**EXERCISE PROMPT:** Type out all the records word for word. Any pictures are to be left out.

**MATERIAL PROVIDED:**

#####

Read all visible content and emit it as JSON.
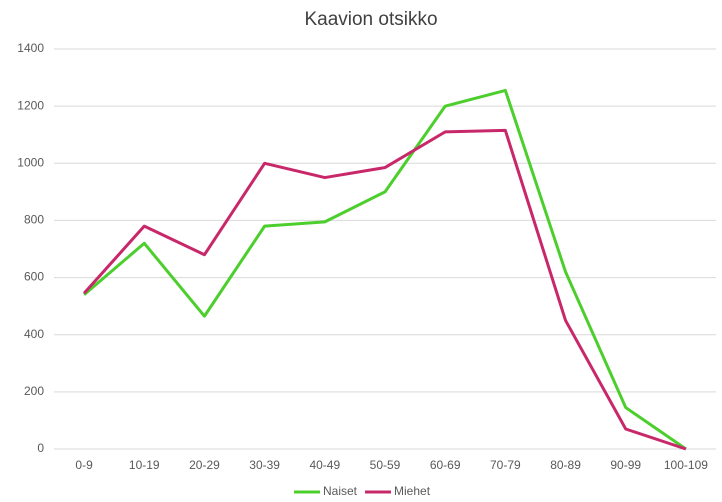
{
  "chart_data": {
    "type": "line",
    "title": "Kaavion otsikko",
    "categories": [
      "0-9",
      "10-19",
      "20-29",
      "30-39",
      "40-49",
      "50-59",
      "60-69",
      "70-79",
      "80-89",
      "90-99",
      "100-109"
    ],
    "series": [
      {
        "name": "Naiset",
        "color": "#4ccf2d",
        "values": [
          540,
          720,
          465,
          780,
          795,
          900,
          1200,
          1255,
          620,
          145,
          0
        ]
      },
      {
        "name": "Miehet",
        "color": "#c8286a",
        "values": [
          545,
          780,
          680,
          1000,
          950,
          985,
          1110,
          1115,
          450,
          70,
          0
        ]
      }
    ],
    "ylim": [
      0,
      1400
    ],
    "yticks": [
      0,
      200,
      400,
      600,
      800,
      1000,
      1200,
      1400
    ],
    "grid": true,
    "legend": "bottom"
  }
}
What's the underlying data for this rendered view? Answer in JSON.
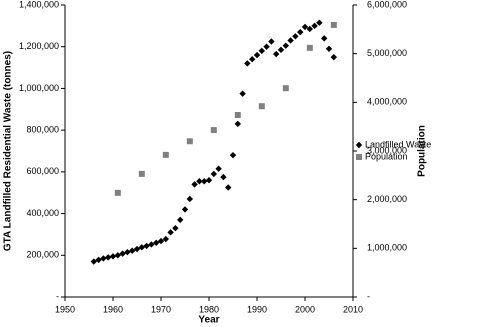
{
  "chart_data": {
    "type": "scatter",
    "x_label": "Year",
    "y_label": "GTA Landfilled Residential Waste (tonnes)",
    "y2_label": "Population",
    "xlim": [
      1950,
      2010
    ],
    "xticks": [
      1950,
      1960,
      1970,
      1980,
      1990,
      2000,
      2010
    ],
    "ylim": [
      0,
      1400000
    ],
    "yticks": [
      {
        "value": 0,
        "label": "-"
      },
      {
        "value": 200000,
        "label": "200,000"
      },
      {
        "value": 400000,
        "label": "400,000"
      },
      {
        "value": 600000,
        "label": "600,000"
      },
      {
        "value": 800000,
        "label": "800,000"
      },
      {
        "value": 1000000,
        "label": "1,000,000"
      },
      {
        "value": 1200000,
        "label": "1,200,000"
      },
      {
        "value": 1400000,
        "label": "1,400,000"
      }
    ],
    "y2lim": [
      0,
      6000000
    ],
    "y2ticks": [
      {
        "value": 0,
        "label": "-"
      },
      {
        "value": 1000000,
        "label": "1,000,000"
      },
      {
        "value": 2000000,
        "label": "2,000,000"
      },
      {
        "value": 3000000,
        "label": "3,000,000"
      },
      {
        "value": 4000000,
        "label": "4,000,000"
      },
      {
        "value": 5000000,
        "label": "5,000,000"
      },
      {
        "value": 6000000,
        "label": "6,000,000"
      }
    ],
    "legend": "right",
    "series": [
      {
        "name": "Landfilled Waste",
        "color": "#000000",
        "marker": "diamond",
        "x": [
          1956,
          1957,
          1958,
          1959,
          1960,
          1961,
          1962,
          1963,
          1964,
          1965,
          1966,
          1967,
          1968,
          1969,
          1970,
          1971,
          1972,
          1973,
          1974,
          1975,
          1976,
          1977,
          1978,
          1979,
          1980,
          1981,
          1982,
          1983,
          1984,
          1985,
          1986,
          1987,
          1988,
          1989,
          1990,
          1991,
          1992,
          1993,
          1994,
          1995,
          1996,
          1997,
          1998,
          1999,
          2000,
          2001,
          2002,
          2003,
          2004,
          2005,
          2006
        ],
        "values": [
          170000,
          178000,
          185000,
          190000,
          195000,
          200000,
          208000,
          215000,
          222000,
          230000,
          238000,
          245000,
          252000,
          260000,
          268000,
          278000,
          310000,
          330000,
          370000,
          420000,
          470000,
          540000,
          555000,
          555000,
          560000,
          590000,
          615000,
          575000,
          525000,
          680000,
          830000,
          975000,
          1120000,
          1140000,
          1160000,
          1180000,
          1200000,
          1225000,
          1165000,
          1185000,
          1205000,
          1230000,
          1250000,
          1270000,
          1295000,
          1285000,
          1300000,
          1315000,
          1240000,
          1190000,
          1150000
        ]
      },
      {
        "name": "Population",
        "color": "#808080",
        "marker": "square",
        "axis": "y2",
        "x": [
          1961,
          1966,
          1971,
          1976,
          1981,
          1986,
          1991,
          1996,
          2001,
          2006
        ],
        "values": [
          2140000,
          2530000,
          2920000,
          3200000,
          3430000,
          3740000,
          3920000,
          4290000,
          5120000,
          5590000
        ]
      }
    ]
  }
}
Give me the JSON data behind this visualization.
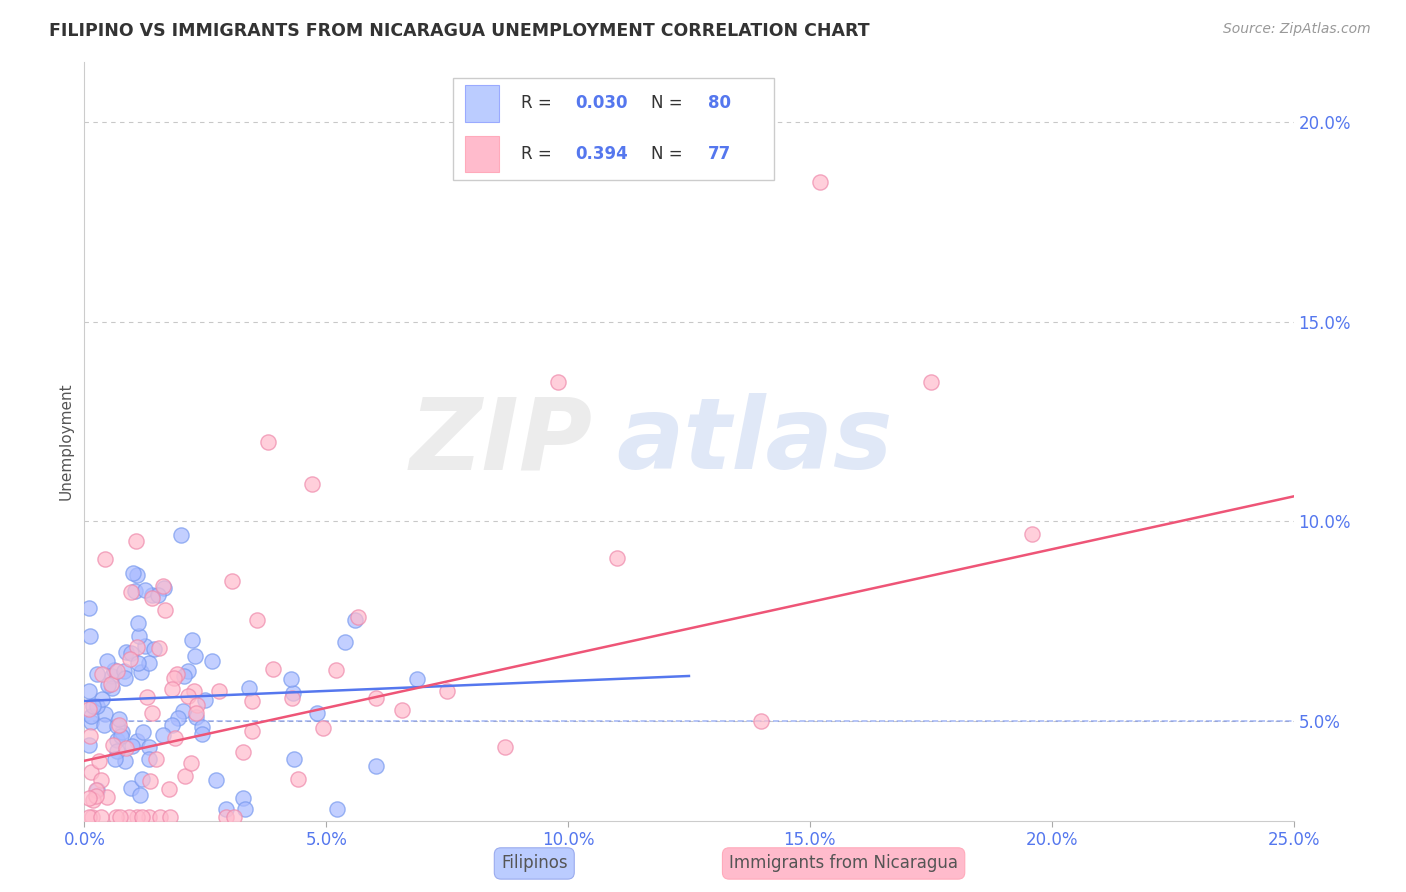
{
  "title": "FILIPINO VS IMMIGRANTS FROM NICARAGUA UNEMPLOYMENT CORRELATION CHART",
  "source": "Source: ZipAtlas.com",
  "ylabel": "Unemployment",
  "xlim": [
    0.0,
    0.25
  ],
  "ylim": [
    0.025,
    0.215
  ],
  "xticks": [
    0.0,
    0.05,
    0.1,
    0.15,
    0.2,
    0.25
  ],
  "xtick_labels": [
    "0.0%",
    "5.0%",
    "10.0%",
    "15.0%",
    "20.0%",
    "25.0%"
  ],
  "yticks": [
    0.05,
    0.1,
    0.15,
    0.2
  ],
  "ytick_labels": [
    "5.0%",
    "10.0%",
    "15.0%",
    "20.0%"
  ],
  "blue_color": "#5577EE",
  "pink_color": "#EE5577",
  "scatter_blue_face": "#AABBFF",
  "scatter_blue_edge": "#7799EE",
  "scatter_pink_face": "#FFBBCC",
  "scatter_pink_edge": "#EE88AA",
  "legend_blue_box": "#BBCCFF",
  "legend_pink_box": "#FFBBCC",
  "R_blue": 0.03,
  "N_blue": 80,
  "R_pink": 0.394,
  "N_pink": 77,
  "watermark_zip_color": "#DDDDDD",
  "watermark_atlas_color": "#BBCCEE",
  "background_color": "#FFFFFF",
  "grid_color": "#BBBBBB",
  "tick_color": "#5577EE",
  "title_color": "#333333",
  "source_color": "#999999",
  "ylabel_color": "#555555",
  "bottom_legend_bg_blue": "#BBCCFF",
  "bottom_legend_bg_pink": "#FFBBCC"
}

#####

**SOLUTION FOR THIS EXERCISE:**
Read all visible content and emit it as JSON.
{
  "chart_data": {
    "type": "line",
    "title": "Kaavion otsikko",
    "categories": [
      "0-9",
      "10-19",
      "20-29",
      "30-39",
      "40-49",
      "50-59",
      "60-69",
      "70-79",
      "80-89",
      "90-99",
      "100-109"
    ],
    "series": [
      {
        "name": "Naiset",
        "color": "#4ccf2d",
        "values": [
          540,
          720,
          465,
          780,
          795,
          900,
          1200,
          1255,
          620,
          145,
          0
        ]
      },
      {
        "name": "Miehet",
        "color": "#c8286a",
        "values": [
          545,
          780,
          680,
          1000,
          950,
          985,
          1110,
          1115,
          450,
          70,
          0
        ]
      }
    ],
    "ylim": [
      0,
      1400
    ],
    "yticks": [
      0,
      200,
      400,
      600,
      800,
      1000,
      1200,
      1400
    ],
    "grid": true,
    "legend": "bottom"
  }
}
What's the underlying data for this rendered view? Answer in JSON.
{
  "chart_data": {
    "type": "scatter",
    "x_label": "Year",
    "y_label": "GTA Landfilled Residential Waste (tonnes)",
    "y2_label": "Population",
    "xlim": [
      1950,
      2010
    ],
    "xticks": [
      1950,
      1960,
      1970,
      1980,
      1990,
      2000,
      2010
    ],
    "ylim": [
      0,
      1400000
    ],
    "yticks": [
      {
        "value": 0,
        "label": "-"
      },
      {
        "value": 200000,
        "label": "200,000"
      },
      {
        "value": 400000,
        "label": "400,000"
      },
      {
        "value": 600000,
        "label": "600,000"
      },
      {
        "value": 800000,
        "label": "800,000"
      },
      {
        "value": 1000000,
        "label": "1,000,000"
      },
      {
        "value": 1200000,
        "label": "1,200,000"
      },
      {
        "value": 1400000,
        "label": "1,400,000"
      }
    ],
    "y2lim": [
      0,
      6000000
    ],
    "y2ticks": [
      {
        "value": 0,
        "label": "-"
      },
      {
        "value": 1000000,
        "label": "1,000,000"
      },
      {
        "value": 2000000,
        "label": "2,000,000"
      },
      {
        "value": 3000000,
        "label": "3,000,000"
      },
      {
        "value": 4000000,
        "label": "4,000,000"
      },
      {
        "value": 5000000,
        "label": "5,000,000"
      },
      {
        "value": 6000000,
        "label": "6,000,000"
      }
    ],
    "legend": "right",
    "series": [
      {
        "name": "Landfilled Waste",
        "color": "#000000",
        "marker": "diamond",
        "x": [
          1956,
          1957,
          1958,
          1959,
          1960,
          1961,
          1962,
          1963,
          1964,
          1965,
          1966,
          1967,
          1968,
          1969,
          1970,
          1971,
          1972,
          1973,
          1974,
          1975,
          1976,
          1977,
          1978,
          1979,
          1980,
          1981,
          1982,
          1983,
          1984,
          1985,
          1986,
          1987,
          1988,
          1989,
          1990,
          1991,
          1992,
          1993,
          1994,
          1995,
          1996,
          1997,
          1998,
          1999,
          2000,
          2001,
          2002,
          2003,
          2004,
          2005,
          2006
        ],
        "values": [
          170000,
          178000,
          185000,
          190000,
          195000,
          200000,
          208000,
          215000,
          222000,
          230000,
          238000,
          245000,
          252000,
          260000,
          268000,
          278000,
          310000,
          330000,
          370000,
          420000,
          470000,
          540000,
          555000,
          555000,
          560000,
          590000,
          615000,
          575000,
          525000,
          680000,
          830000,
          975000,
          1120000,
          1140000,
          1160000,
          1180000,
          1200000,
          1225000,
          1165000,
          1185000,
          1205000,
          1230000,
          1250000,
          1270000,
          1295000,
          1285000,
          1300000,
          1315000,
          1240000,
          1190000,
          1150000
        ]
      },
      {
        "name": "Population",
        "color": "#808080",
        "marker": "square",
        "axis": "y2",
        "x": [
          1961,
          1966,
          1971,
          1976,
          1981,
          1986,
          1991,
          1996,
          2001,
          2006
        ],
        "values": [
          2140000,
          2530000,
          2920000,
          3200000,
          3430000,
          3740000,
          3920000,
          4290000,
          5120000,
          5590000
        ]
      }
    ]
  }
}
Give me the JSON data behind this visualization.
{
  "title": "FILIPINO VS IMMIGRANTS FROM NICARAGUA UNEMPLOYMENT CORRELATION CHART",
  "source": "Source: ZipAtlas.com",
  "ylabel": "Unemployment",
  "xlim": [
    0.0,
    0.25
  ],
  "ylim": [
    0.025,
    0.215
  ],
  "xticks": [
    0.0,
    0.05,
    0.1,
    0.15,
    0.2,
    0.25
  ],
  "xtick_labels": [
    "0.0%",
    "5.0%",
    "10.0%",
    "15.0%",
    "20.0%",
    "25.0%"
  ],
  "yticks": [
    0.05,
    0.1,
    0.15,
    0.2
  ],
  "ytick_labels": [
    "5.0%",
    "10.0%",
    "15.0%",
    "20.0%"
  ],
  "blue_color": "#5577EE",
  "pink_color": "#EE5577",
  "scatter_blue_face": "#AABBFF",
  "scatter_blue_edge": "#7799EE",
  "scatter_pink_face": "#FFBBCC",
  "scatter_pink_edge": "#EE88AA",
  "legend_blue_box": "#BBCCFF",
  "legend_pink_box": "#FFBBCC",
  "R_blue": 0.03,
  "N_blue": 80,
  "R_pink": 0.394,
  "N_pink": 77,
  "watermark_zip_color": "#DDDDDD",
  "watermark_atlas_color": "#BBCCEE",
  "background_color": "#FFFFFF",
  "grid_color": "#BBBBBB",
  "tick_color": "#5577EE",
  "title_color": "#333333",
  "source_color": "#999999",
  "ylabel_color": "#555555",
  "bottom_legend_bg_blue": "#BBCCFF",
  "bottom_legend_bg_pink": "#FFBBCC"
}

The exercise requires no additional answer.